**Records for the task:**

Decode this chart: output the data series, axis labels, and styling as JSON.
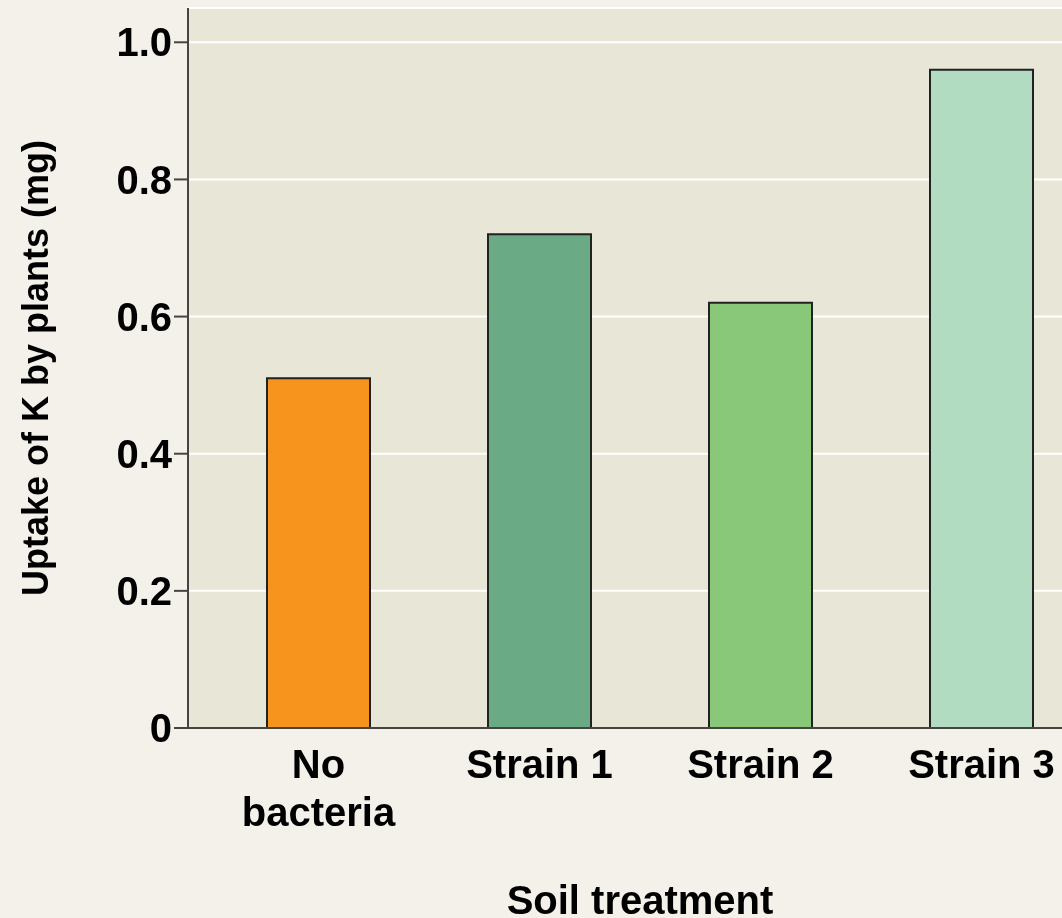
{
  "chart_data": {
    "type": "bar",
    "xlabel": "Soil treatment",
    "ylabel": "Uptake of K by plants (mg)",
    "categories": [
      "No bacteria",
      "Strain 1",
      "Strain 2",
      "Strain 3"
    ],
    "values": [
      0.51,
      0.72,
      0.62,
      0.96
    ],
    "colors": [
      "#f7941d",
      "#6aaa84",
      "#88c878",
      "#b2dcc2"
    ],
    "ylim": [
      0,
      1.05
    ],
    "yticks": [
      0,
      0.2,
      0.4,
      0.6,
      0.8,
      {
        "value": 1.0,
        "label": "1.0"
      }
    ],
    "grid": "y"
  }
}
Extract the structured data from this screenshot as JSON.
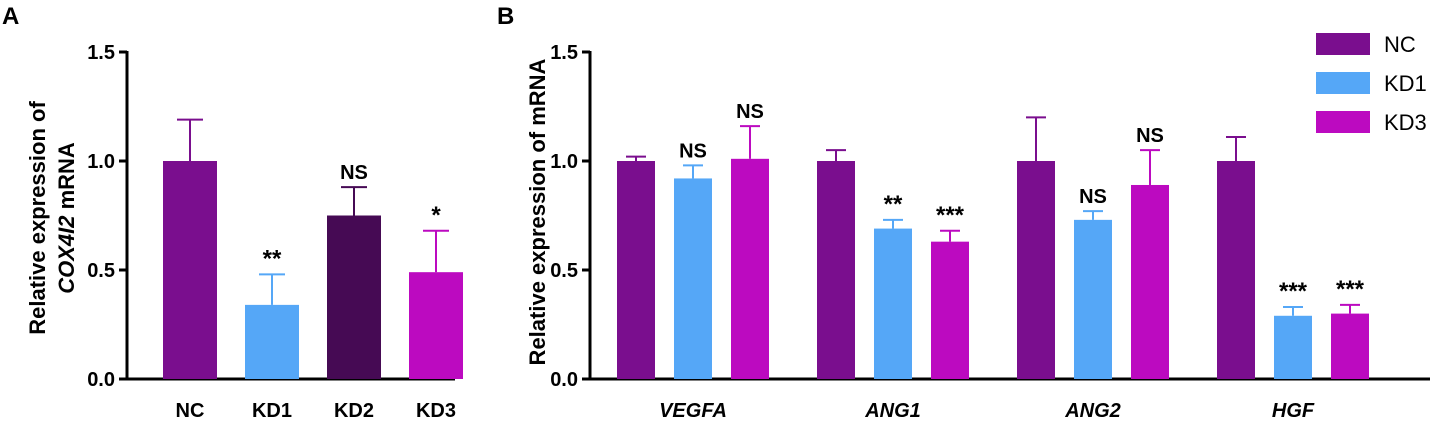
{
  "chart_data": [
    {
      "panel": "A",
      "type": "bar",
      "ylabel_line1": "Relative expression of",
      "ylabel_line2_gene": "COX4I2",
      "ylabel_line2_rest": " mRNA",
      "ylim": [
        0,
        1.5
      ],
      "yticks": [
        "0.0",
        "0.5",
        "1.0",
        "1.5"
      ],
      "ytick_values": [
        0,
        0.5,
        1.0,
        1.5
      ],
      "categories": [
        "NC",
        "KD1",
        "KD2",
        "KD3"
      ],
      "values": [
        1.0,
        0.34,
        0.75,
        0.49
      ],
      "errors": [
        0.19,
        0.14,
        0.13,
        0.19
      ],
      "significance": [
        "",
        "**",
        "NS",
        "*"
      ],
      "colors": [
        "#7a0e8e",
        "#55a7f7",
        "#460a54",
        "#bc0ac0"
      ]
    },
    {
      "panel": "B",
      "type": "bar",
      "ylabel": "Relative expression of mRNA",
      "ylim": [
        0,
        1.5
      ],
      "yticks": [
        "0.0",
        "0.5",
        "1.0",
        "1.5"
      ],
      "ytick_values": [
        0,
        0.5,
        1.0,
        1.5
      ],
      "categories": [
        "VEGFA",
        "ANG1",
        "ANG2",
        "HGF"
      ],
      "series": [
        {
          "name": "NC",
          "color": "#7a0e8e",
          "values": [
            1.0,
            1.0,
            1.0,
            1.0
          ],
          "errors": [
            0.02,
            0.05,
            0.2,
            0.11
          ],
          "significance": [
            "",
            "",
            "",
            ""
          ]
        },
        {
          "name": "KD1",
          "color": "#55a7f7",
          "values": [
            0.92,
            0.69,
            0.73,
            0.29
          ],
          "errors": [
            0.06,
            0.04,
            0.04,
            0.04
          ],
          "significance": [
            "NS",
            "**",
            "NS",
            "***"
          ]
        },
        {
          "name": "KD3",
          "color": "#bc0ac0",
          "values": [
            1.01,
            0.63,
            0.89,
            0.3
          ],
          "errors": [
            0.15,
            0.05,
            0.16,
            0.04
          ],
          "significance": [
            "NS",
            "***",
            "NS",
            "***"
          ]
        }
      ],
      "legend": [
        "NC",
        "KD1",
        "KD3"
      ],
      "legend_position": "top-right"
    }
  ]
}
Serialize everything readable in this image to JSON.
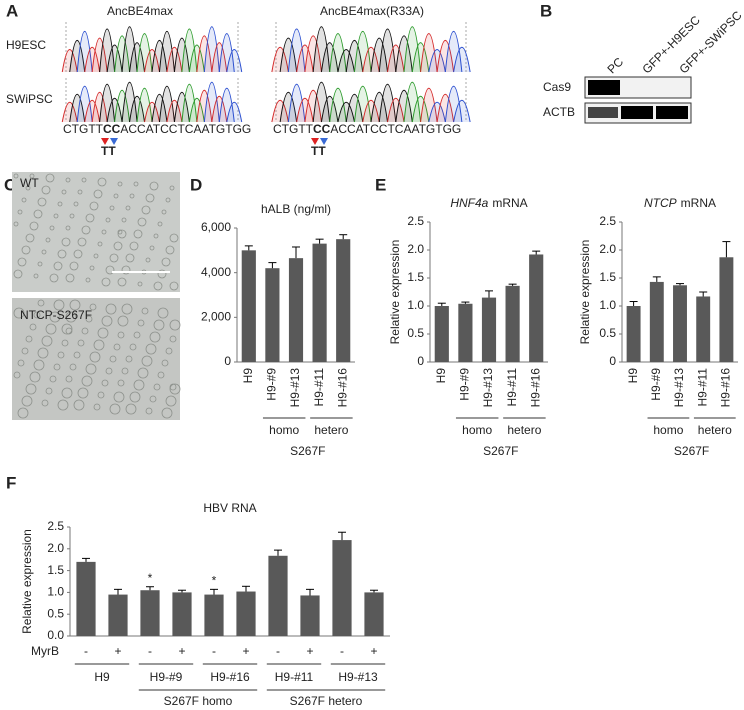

**The problem:** Repeat the material above in full and exactly, apart from the pictures.

**Task response:**
Decode this chart: output the data series, axis labels, and styling as JSON.
{
  "chart_data": {
    "type": "bar",
    "xlabel": "Soil treatment",
    "ylabel": "Uptake of K by plants (mg)",
    "categories": [
      "No bacteria",
      "Strain 1",
      "Strain 2",
      "Strain 3"
    ],
    "values": [
      0.51,
      0.72,
      0.62,
      0.96
    ],
    "colors": [
      "#f7941d",
      "#6aaa84",
      "#88c878",
      "#b2dcc2"
    ],
    "ylim": [
      0,
      1.05
    ],
    "yticks": [
      0,
      0.2,
      0.4,
      0.6,
      0.8,
      {
        "value": 1.0,
        "label": "1.0"
      }
    ],
    "grid": "y"
  }
}
Extract the structured data from this screenshot as JSON.
{
  "chart_data": [
    {
      "panel": "A",
      "type": "bar",
      "ylabel_line1": "Relative expression of",
      "ylabel_line2_gene": "COX4I2",
      "ylabel_line2_rest": " mRNA",
      "ylim": [
        0,
        1.5
      ],
      "yticks": [
        "0.0",
        "0.5",
        "1.0",
        "1.5"
      ],
      "ytick_values": [
        0,
        0.5,
        1.0,
        1.5
      ],
      "categories": [
        "NC",
        "KD1",
        "KD2",
        "KD3"
      ],
      "values": [
        1.0,
        0.34,
        0.75,
        0.49
      ],
      "errors": [
        0.19,
        0.14,
        0.13,
        0.19
      ],
      "significance": [
        "",
        "**",
        "NS",
        "*"
      ],
      "colors": [
        "#7a0e8e",
        "#55a7f7",
        "#460a54",
        "#bc0ac0"
      ]
    },
    {
      "panel": "B",
      "type": "bar",
      "ylabel": "Relative expression of mRNA",
      "ylim": [
        0,
        1.5
      ],
      "yticks": [
        "0.0",
        "0.5",
        "1.0",
        "1.5"
      ],
      "ytick_values": [
        0,
        0.5,
        1.0,
        1.5
      ],
      "categories": [
        "VEGFA",
        "ANG1",
        "ANG2",
        "HGF"
      ],
      "series": [
        {
          "name": "NC",
          "color": "#7a0e8e",
          "values": [
            1.0,
            1.0,
            1.0,
            1.0
          ],
          "errors": [
            0.02,
            0.05,
            0.2,
            0.11
          ],
          "significance": [
            "",
            "",
            "",
            ""
          ]
        },
        {
          "name": "KD1",
          "color": "#55a7f7",
          "values": [
            0.92,
            0.69,
            0.73,
            0.29
          ],
          "errors": [
            0.06,
            0.04,
            0.04,
            0.04
          ],
          "significance": [
            "NS",
            "**",
            "NS",
            "***"
          ]
        },
        {
          "name": "KD3",
          "color": "#bc0ac0",
          "values": [
            1.01,
            0.63,
            0.89,
            0.3
          ],
          "errors": [
            0.15,
            0.05,
            0.16,
            0.04
          ],
          "significance": [
            "NS",
            "***",
            "NS",
            "***"
          ]
        }
      ],
      "legend": [
        "NC",
        "KD1",
        "KD3"
      ],
      "legend_position": "top-right"
    }
  ]
}
Serialize everything readable in this image to JSON.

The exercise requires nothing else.